*Task directions*
Take the records underneath and set them down exactly.

*Material provided*
┌────────
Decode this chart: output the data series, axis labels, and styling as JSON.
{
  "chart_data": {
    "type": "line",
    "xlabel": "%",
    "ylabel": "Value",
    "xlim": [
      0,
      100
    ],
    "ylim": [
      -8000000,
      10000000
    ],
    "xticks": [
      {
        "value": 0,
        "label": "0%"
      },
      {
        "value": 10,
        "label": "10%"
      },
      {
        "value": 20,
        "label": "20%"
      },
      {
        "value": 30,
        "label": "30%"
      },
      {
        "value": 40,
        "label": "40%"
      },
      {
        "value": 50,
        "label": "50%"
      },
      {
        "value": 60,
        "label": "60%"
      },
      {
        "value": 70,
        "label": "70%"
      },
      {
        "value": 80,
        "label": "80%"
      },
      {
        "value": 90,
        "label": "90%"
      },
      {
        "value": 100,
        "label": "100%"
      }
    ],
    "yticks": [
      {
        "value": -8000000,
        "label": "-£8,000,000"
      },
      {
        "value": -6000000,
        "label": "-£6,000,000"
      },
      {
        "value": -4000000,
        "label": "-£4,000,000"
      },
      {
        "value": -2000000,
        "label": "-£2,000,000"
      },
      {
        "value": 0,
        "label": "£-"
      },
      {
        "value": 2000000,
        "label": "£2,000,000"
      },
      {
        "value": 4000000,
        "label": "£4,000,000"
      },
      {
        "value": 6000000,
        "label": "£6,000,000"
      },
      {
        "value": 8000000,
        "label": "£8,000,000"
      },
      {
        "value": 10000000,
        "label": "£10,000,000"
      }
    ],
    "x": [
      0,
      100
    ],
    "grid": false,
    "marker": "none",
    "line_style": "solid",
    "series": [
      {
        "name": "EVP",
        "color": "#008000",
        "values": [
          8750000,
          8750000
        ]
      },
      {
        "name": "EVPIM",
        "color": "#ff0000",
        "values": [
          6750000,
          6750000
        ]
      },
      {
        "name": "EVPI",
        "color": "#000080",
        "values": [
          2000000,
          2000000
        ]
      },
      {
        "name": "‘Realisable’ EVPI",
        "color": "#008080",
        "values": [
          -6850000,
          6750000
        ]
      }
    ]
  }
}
└────────
*Final result*
Decode this chart: output the data series, axis labels, and styling as JSON.
{
  "chart_data": {
    "type": "line",
    "xlabel": "%",
    "ylabel": "Value",
    "xlim": [
      0,
      100
    ],
    "ylim": [
      -8000000,
      10000000
    ],
    "xticks": [
      {
        "value": 0,
        "label": "0%"
      },
      {
        "value": 10,
        "label": "10%"
      },
      {
        "value": 20,
        "label": "20%"
      },
      {
        "value": 30,
        "label": "30%"
      },
      {
        "value": 40,
        "label": "40%"
      },
      {
        "value": 50,
        "label": "50%"
      },
      {
        "value": 60,
        "label": "60%"
      },
      {
        "value": 70,
        "label": "70%"
      },
      {
        "value": 80,
        "label": "80%"
      },
      {
        "value": 90,
        "label": "90%"
      },
      {
        "value": 100,
        "label": "100%"
      }
    ],
    "yticks": [
      {
        "value": -8000000,
        "label": "-£8,000,000"
      },
      {
        "value": -6000000,
        "label": "-£6,000,000"
      },
      {
        "value": -4000000,
        "label": "-£4,000,000"
      },
      {
        "value": -2000000,
        "label": "-£2,000,000"
      },
      {
        "value": 0,
        "label": "£-"
      },
      {
        "value": 2000000,
        "label": "£2,000,000"
      },
      {
        "value": 4000000,
        "label": "£4,000,000"
      },
      {
        "value": 6000000,
        "label": "£6,000,000"
      },
      {
        "value": 8000000,
        "label": "£8,000,000"
      },
      {
        "value": 10000000,
        "label": "£10,000,000"
      }
    ],
    "x": [
      0,
      100
    ],
    "grid": false,
    "marker": "none",
    "line_style": "solid",
    "series": [
      {
        "name": "EVP",
        "color": "#008000",
        "values": [
          8750000,
          8750000
        ]
      },
      {
        "name": "EVPIM",
        "color": "#ff0000",
        "values": [
          6750000,
          6750000
        ]
      },
      {
        "name": "EVPI",
        "color": "#000080",
        "values": [
          2000000,
          2000000
        ]
      },
      {
        "name": "‘Realisable’ EVPI",
        "color": "#008080",
        "values": [
          -6850000,
          6750000
        ]
      }
    ]
  }
}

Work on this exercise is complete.